* [TASK INSTRUCTIONS]
Find the lines that contain the word "this" and copy each one.

Dataset records on visual material:
** Begin **

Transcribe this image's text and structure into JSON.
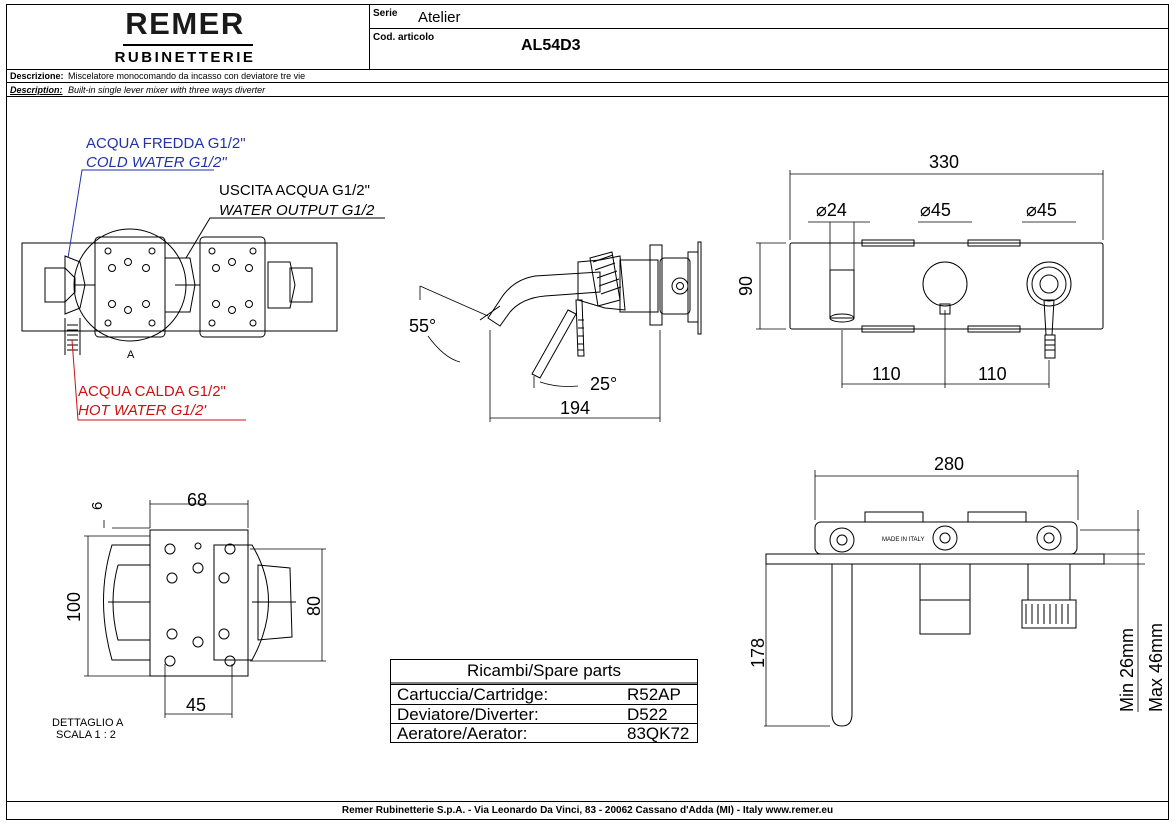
{
  "header": {
    "brand_top": "REMER",
    "brand_bottom": "RUBINETTERIE",
    "serie_label": "Serie",
    "serie_value": "Atelier",
    "code_label": "Cod. articolo",
    "code_value": "AL54D3"
  },
  "description": {
    "it_label": "Descrizione:",
    "it_text": "Miscelatore monocomando da incasso con deviatore tre vie",
    "en_label": "Description:",
    "en_text": "Built-in single lever mixer with three ways diverter"
  },
  "labels": {
    "cold_it": "ACQUA FREDDA G1/2\"",
    "cold_en": "COLD WATER G1/2\"",
    "outlet_it": "USCITA ACQUA G1/2\"",
    "outlet_en": "WATER OUTPUT G1/2",
    "hot_it": "ACQUA CALDA G1/2\"",
    "hot_en": "HOT WATER G1/2'",
    "detail_marker": "A",
    "detail_title": "DETTAGLIO A",
    "detail_scale": "SCALA 1 : 2",
    "stamp": "MADE IN ITALY"
  },
  "dimensions": {
    "angle_55": "55°",
    "angle_25": "25°",
    "d194": "194",
    "d330": "330",
    "dia24": "24",
    "dia45a": "45",
    "dia45b": "45",
    "d90": "90",
    "d110a": "110",
    "d110b": "110",
    "d68": "68",
    "d6": "6",
    "d100": "100",
    "d80": "80",
    "d45": "45",
    "d280": "280",
    "d178": "178",
    "min": "Min 26mm",
    "max": "Max 46mm"
  },
  "spare_parts": {
    "title": "Ricambi/Spare parts",
    "rows": [
      {
        "name": "Cartuccia/Cartridge:",
        "code": "R52AP"
      },
      {
        "name": "Deviatore/Diverter:",
        "code": "D522"
      },
      {
        "name": "Aeratore/Aerator:",
        "code": "83QK72"
      }
    ]
  },
  "footer": "Remer Rubinetterie S.p.A. - Via Leonardo Da Vinci, 83 - 20062 Cassano d'Adda (MI) - Italy www.remer.eu",
  "colors": {
    "blue": "#2233aa",
    "red": "#cc1111",
    "line": "#000000"
  }
}
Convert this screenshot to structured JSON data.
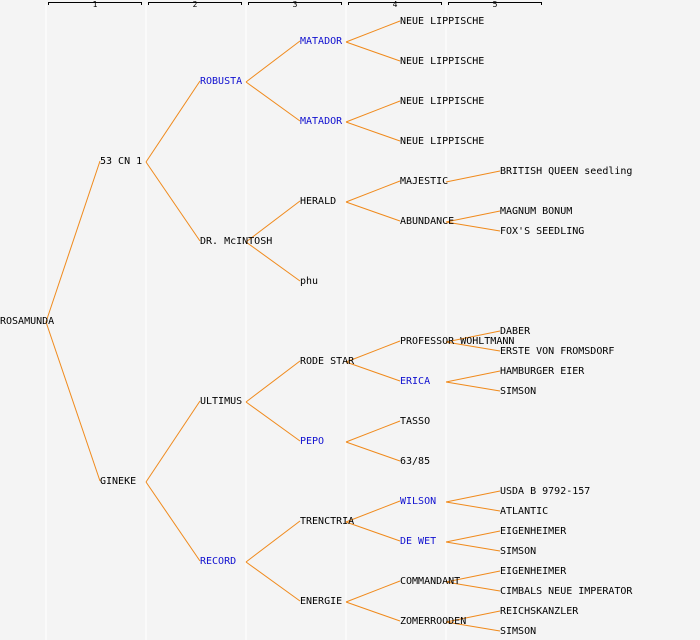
{
  "colors": {
    "background": "#f4f4f4",
    "edge": "#f08a1c",
    "text": "#000000",
    "highlight_text": "#1010d0",
    "column_separator": "#ffffff",
    "ruler": "#000000"
  },
  "generations": [
    "1",
    "2",
    "3",
    "4",
    "5"
  ],
  "nodes": [
    {
      "id": "n0",
      "label": "ROSAMUNDA",
      "gen": 0,
      "row": 15,
      "highlight": false
    },
    {
      "id": "n1",
      "label": "53 CN 1",
      "gen": 1,
      "row": 7,
      "highlight": false,
      "parent": "n0"
    },
    {
      "id": "n2",
      "label": "GINEKE",
      "gen": 1,
      "row": 23,
      "highlight": false,
      "parent": "n0"
    },
    {
      "id": "n3",
      "label": "ROBUSTA",
      "gen": 2,
      "row": 3,
      "highlight": true,
      "parent": "n1"
    },
    {
      "id": "n4",
      "label": "DR. McINTOSH",
      "gen": 2,
      "row": 11,
      "highlight": false,
      "parent": "n1"
    },
    {
      "id": "n5",
      "label": "ULTIMUS",
      "gen": 2,
      "row": 19,
      "highlight": false,
      "parent": "n2"
    },
    {
      "id": "n6",
      "label": "RECORD",
      "gen": 2,
      "row": 27,
      "highlight": true,
      "parent": "n2"
    },
    {
      "id": "n7",
      "label": "MATADOR",
      "gen": 3,
      "row": 1,
      "highlight": true,
      "parent": "n3"
    },
    {
      "id": "n8",
      "label": "MATADOR",
      "gen": 3,
      "row": 5,
      "highlight": true,
      "parent": "n3"
    },
    {
      "id": "n9",
      "label": "HERALD",
      "gen": 3,
      "row": 9,
      "highlight": false,
      "parent": "n4"
    },
    {
      "id": "n10",
      "label": "phu",
      "gen": 3,
      "row": 13,
      "highlight": false,
      "parent": "n4"
    },
    {
      "id": "n11",
      "label": "RODE STAR",
      "gen": 3,
      "row": 17,
      "highlight": false,
      "parent": "n5"
    },
    {
      "id": "n12",
      "label": "PEPO",
      "gen": 3,
      "row": 21,
      "highlight": true,
      "parent": "n5"
    },
    {
      "id": "n13",
      "label": "TRENCTRIA",
      "gen": 3,
      "row": 25,
      "highlight": false,
      "parent": "n6"
    },
    {
      "id": "n14",
      "label": "ENERGIE",
      "gen": 3,
      "row": 29,
      "highlight": false,
      "parent": "n6"
    },
    {
      "id": "n15",
      "label": "NEUE LIPPISCHE",
      "gen": 4,
      "row": 0,
      "highlight": false,
      "parent": "n7"
    },
    {
      "id": "n16",
      "label": "NEUE LIPPISCHE",
      "gen": 4,
      "row": 2,
      "highlight": false,
      "parent": "n7"
    },
    {
      "id": "n17",
      "label": "NEUE LIPPISCHE",
      "gen": 4,
      "row": 4,
      "highlight": false,
      "parent": "n8"
    },
    {
      "id": "n18",
      "label": "NEUE LIPPISCHE",
      "gen": 4,
      "row": 6,
      "highlight": false,
      "parent": "n8"
    },
    {
      "id": "n19",
      "label": "MAJESTIC",
      "gen": 4,
      "row": 8,
      "highlight": false,
      "parent": "n9"
    },
    {
      "id": "n20",
      "label": "ABUNDANCE",
      "gen": 4,
      "row": 10,
      "highlight": false,
      "parent": "n9"
    },
    {
      "id": "n21",
      "label": "PROFESSOR WOHLTMANN",
      "gen": 4,
      "row": 16,
      "highlight": false,
      "parent": "n11"
    },
    {
      "id": "n22",
      "label": "ERICA",
      "gen": 4,
      "row": 18,
      "highlight": true,
      "parent": "n11"
    },
    {
      "id": "n23",
      "label": "TASSO",
      "gen": 4,
      "row": 20,
      "highlight": false,
      "parent": "n12"
    },
    {
      "id": "n24",
      "label": "63/85",
      "gen": 4,
      "row": 22,
      "highlight": false,
      "parent": "n12"
    },
    {
      "id": "n25",
      "label": "WILSON",
      "gen": 4,
      "row": 24,
      "highlight": true,
      "parent": "n13"
    },
    {
      "id": "n26",
      "label": "DE WET",
      "gen": 4,
      "row": 26,
      "highlight": true,
      "parent": "n13"
    },
    {
      "id": "n27",
      "label": "COMMANDANT",
      "gen": 4,
      "row": 28,
      "highlight": false,
      "parent": "n14"
    },
    {
      "id": "n28",
      "label": "ZOMERROODEN",
      "gen": 4,
      "row": 30,
      "highlight": false,
      "parent": "n14"
    },
    {
      "id": "n29",
      "label": "BRITISH QUEEN seedling",
      "gen": 5,
      "row": 7.5,
      "highlight": false,
      "parent": "n19"
    },
    {
      "id": "n30",
      "label": "MAGNUM BONUM",
      "gen": 5,
      "row": 9.5,
      "highlight": false,
      "parent": "n20"
    },
    {
      "id": "n31",
      "label": "FOX'S SEEDLING",
      "gen": 5,
      "row": 10.5,
      "highlight": false,
      "parent": "n20"
    },
    {
      "id": "n32",
      "label": "DABER",
      "gen": 5,
      "row": 15.5,
      "highlight": false,
      "parent": "n21"
    },
    {
      "id": "n33",
      "label": "ERSTE VON FROMSDORF",
      "gen": 5,
      "row": 16.5,
      "highlight": false,
      "parent": "n21"
    },
    {
      "id": "n34",
      "label": "HAMBURGER EIER",
      "gen": 5,
      "row": 17.5,
      "highlight": false,
      "parent": "n22"
    },
    {
      "id": "n35",
      "label": "SIMSON",
      "gen": 5,
      "row": 18.5,
      "highlight": false,
      "parent": "n22"
    },
    {
      "id": "n36",
      "label": "USDA B 9792-157",
      "gen": 5,
      "row": 23.5,
      "highlight": false,
      "parent": "n25"
    },
    {
      "id": "n37",
      "label": "ATLANTIC",
      "gen": 5,
      "row": 24.5,
      "highlight": false,
      "parent": "n25"
    },
    {
      "id": "n38",
      "label": "EIGENHEIMER",
      "gen": 5,
      "row": 25.5,
      "highlight": false,
      "parent": "n26"
    },
    {
      "id": "n39",
      "label": "SIMSON",
      "gen": 5,
      "row": 26.5,
      "highlight": false,
      "parent": "n26"
    },
    {
      "id": "n40",
      "label": "EIGENHEIMER",
      "gen": 5,
      "row": 27.5,
      "highlight": false,
      "parent": "n27"
    },
    {
      "id": "n41",
      "label": "CIMBALS NEUE IMPERATOR",
      "gen": 5,
      "row": 28.5,
      "highlight": false,
      "parent": "n27"
    },
    {
      "id": "n42",
      "label": "REICHSKANZLER",
      "gen": 5,
      "row": 29.5,
      "highlight": false,
      "parent": "n28"
    },
    {
      "id": "n43",
      "label": "SIMSON",
      "gen": 5,
      "row": 30.5,
      "highlight": false,
      "parent": "n28"
    }
  ]
}
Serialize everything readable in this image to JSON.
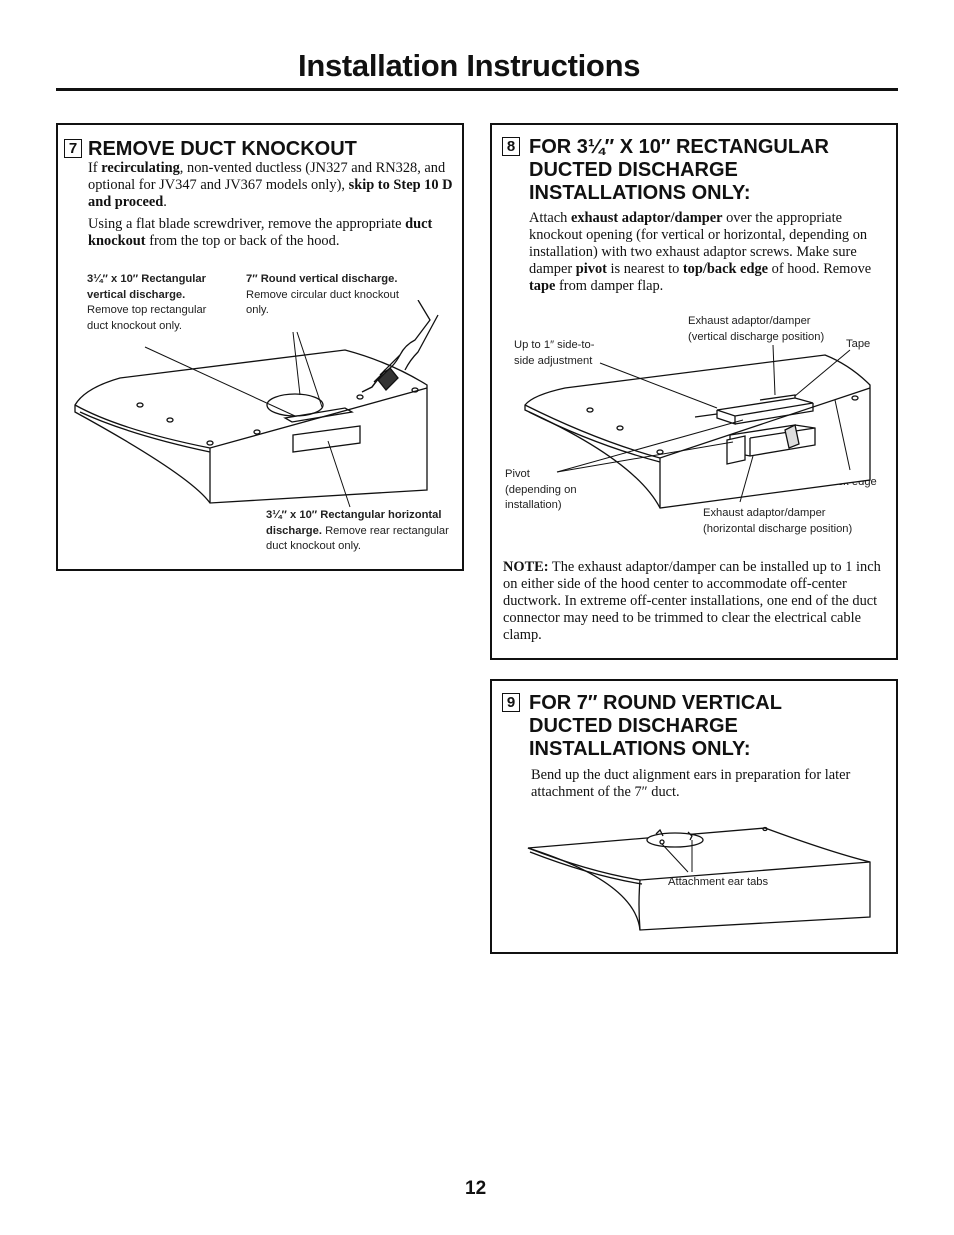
{
  "page": {
    "title": "Installation Instructions",
    "page_number": "12"
  },
  "step7": {
    "number": "7",
    "heading": "REMOVE DUCT KNOCKOUT",
    "p1": {
      "t1": "If ",
      "b1": "recirculating",
      "t2": ", non-vented ductless (JN327 and RN328, and optional for JV347 and JV367 models only), ",
      "b2": "skip to Step 10 D and proceed",
      "t3": "."
    },
    "p2": {
      "t1": "Using a flat blade screwdriver, remove the appropriate ",
      "b1": "duct knockout",
      "t2": " from the top or back of the hood."
    },
    "labels": {
      "rect_vertical_bold": "3¼″ x 10″ Rectangular vertical discharge.",
      "rect_vertical_text": "Remove top rectangular duct knockout only.",
      "round_vertical_bold": "7″ Round vertical discharge.",
      "round_vertical_text": "Remove circular duct knockout only.",
      "rect_horizontal_bold": "3¼″ x 10″ Rectangular horizontal discharge.",
      "rect_horizontal_text": "Remove rear rectangular duct knockout only."
    }
  },
  "step8": {
    "number": "8",
    "heading": "FOR 3¼″ X 10″ RECTANGULAR DUCTED DISCHARGE INSTALLATIONS ONLY:",
    "p1": {
      "t1": "Attach ",
      "b1": "exhaust adaptor/damper",
      "t2": " over the appropriate knockout opening (for vertical or horizontal, depending on installation) with two exhaust adaptor screws. Make sure damper ",
      "b2": "pivot",
      "t3": " is nearest to ",
      "b3": "top/back edge",
      "t4": " of hood. Remove ",
      "b4": "tape",
      "t5": " from damper flap."
    },
    "labels": {
      "side_adjust": "Up to 1″ side-to-side adjustment",
      "adaptor_vertical": "Exhaust adaptor/damper (vertical discharge position)",
      "tape": "Tape",
      "pivot": "Pivot (depending on installation)",
      "top_back_edge": "Top/back edge",
      "adaptor_horizontal": "Exhaust adaptor/damper (horizontal discharge position)"
    },
    "note": {
      "b1": "NOTE:",
      "t1": " The exhaust adaptor/damper can be installed up to 1 inch on either side of the hood center to accommodate off-center ductwork. In extreme off-center installations, one end of the duct connector may need to be trimmed to clear the electrical cable clamp."
    }
  },
  "step9": {
    "number": "9",
    "heading": "FOR 7″ ROUND VERTICAL DUCTED DISCHARGE INSTALLATIONS ONLY:",
    "p1": "Bend up the duct alignment ears in preparation for later attachment of the 7″ duct.",
    "labels": {
      "ear_tabs": "Attachment ear tabs"
    }
  }
}
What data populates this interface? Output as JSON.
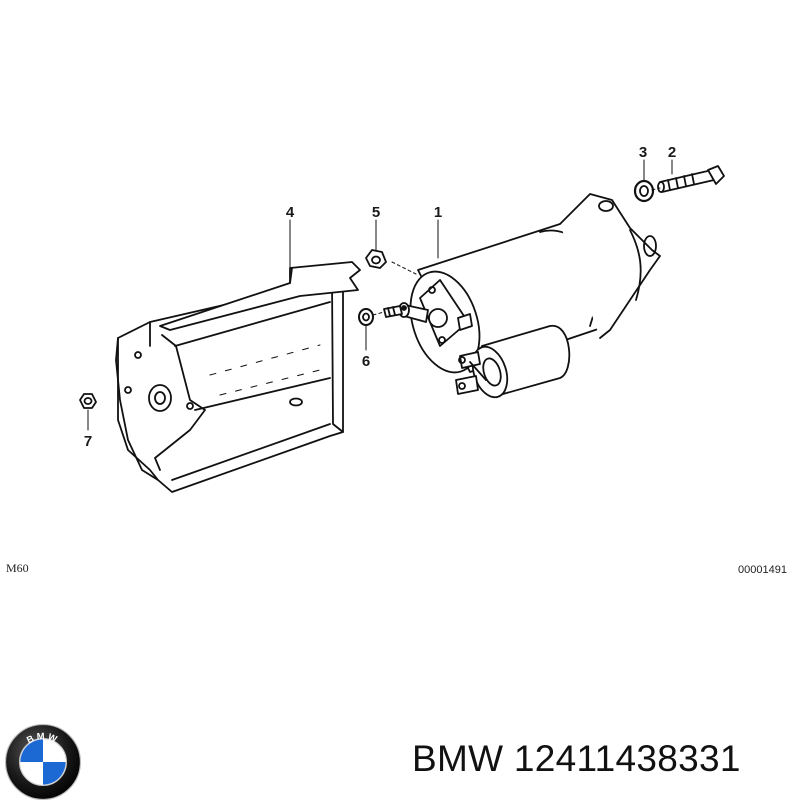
{
  "diagram": {
    "callouts": [
      {
        "number": "1"
      },
      {
        "number": "2"
      },
      {
        "number": "3"
      },
      {
        "number": "4"
      },
      {
        "number": "5"
      },
      {
        "number": "6"
      },
      {
        "number": "7"
      }
    ],
    "engine_code": "M60",
    "diagram_number": "00001491"
  },
  "brand": {
    "name": "BMW",
    "logo_letters": "BMW",
    "part_caption": "BMW 12411438331",
    "colors": {
      "blue": "#1c69d4",
      "ring": "#1a1a1a",
      "white": "#ffffff"
    }
  }
}
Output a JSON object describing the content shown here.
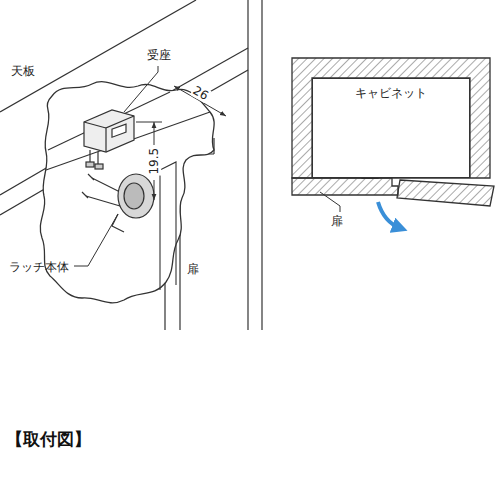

** End **

* [TASK SOLUTION]
Transcribe this image's text and structure into JSON.
Convert this screenshot to structured JSON data.
Serialize everything readable in this image to JSON.
What data populates this interface? Output as JSON.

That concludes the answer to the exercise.